— start —

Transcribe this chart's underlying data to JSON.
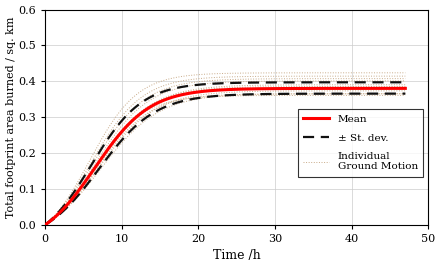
{
  "title": "",
  "xlabel": "Time /h",
  "ylabel": "Total footprint area burned / sq. km",
  "xlim": [
    0,
    47
  ],
  "ylim": [
    0,
    0.6
  ],
  "xticks": [
    0,
    10,
    20,
    30,
    40,
    50
  ],
  "yticks": [
    0.0,
    0.1,
    0.2,
    0.3,
    0.4,
    0.5,
    0.6
  ],
  "mean_color": "#ff0000",
  "std_color": "#111111",
  "indiv_color": "#c8aa88",
  "background_color": "#ffffff",
  "mean_lw": 2.2,
  "std_lw": 1.6,
  "indiv_lw": 0.7,
  "mean_L": 0.442,
  "mean_k": 0.28,
  "mean_t0": 6.5,
  "std_upper_L": 0.463,
  "std_upper_k": 0.3,
  "std_upper_t0": 6.0,
  "std_lower_L": 0.421,
  "std_lower_k": 0.27,
  "std_lower_t0": 7.0,
  "indiv_Ls": [
    0.49,
    0.483,
    0.475,
    0.468,
    0.458,
    0.448,
    0.438,
    0.43,
    0.422,
    0.416,
    0.412
  ],
  "indiv_ks": [
    0.32,
    0.3,
    0.29,
    0.28,
    0.27,
    0.28,
    0.28,
    0.27,
    0.26,
    0.29,
    0.31
  ],
  "indiv_t0s": [
    5.8,
    6.0,
    6.2,
    6.4,
    6.5,
    6.5,
    6.8,
    7.0,
    7.2,
    6.8,
    6.3
  ]
}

— end —

Reproduce the listing word for word and omit its pictures.

Transcribe this chart's underlying data to JSON.
{
  "title": "",
  "xlabel": "Time /h",
  "ylabel": "Total footprint area burned / sq. km",
  "xlim": [
    0,
    47
  ],
  "ylim": [
    0,
    0.6
  ],
  "xticks": [
    0,
    10,
    20,
    30,
    40,
    50
  ],
  "yticks": [
    0.0,
    0.1,
    0.2,
    0.3,
    0.4,
    0.5,
    0.6
  ],
  "mean_color": "#ff0000",
  "std_color": "#111111",
  "indiv_color": "#c8aa88",
  "background_color": "#ffffff",
  "mean_lw": 2.2,
  "std_lw": 1.6,
  "indiv_lw": 0.7,
  "mean_L": 0.442,
  "mean_k": 0.28,
  "mean_t0": 6.5,
  "std_upper_L": 0.463,
  "std_upper_k": 0.3,
  "std_upper_t0": 6.0,
  "std_lower_L": 0.421,
  "std_lower_k": 0.27,
  "std_lower_t0": 7.0,
  "indiv_Ls": [
    0.49,
    0.483,
    0.475,
    0.468,
    0.458,
    0.448,
    0.438,
    0.43,
    0.422,
    0.416,
    0.412
  ],
  "indiv_ks": [
    0.32,
    0.3,
    0.29,
    0.28,
    0.27,
    0.28,
    0.28,
    0.27,
    0.26,
    0.29,
    0.31
  ],
  "indiv_t0s": [
    5.8,
    6.0,
    6.2,
    6.4,
    6.5,
    6.5,
    6.8,
    7.0,
    7.2,
    6.8,
    6.3
  ]
}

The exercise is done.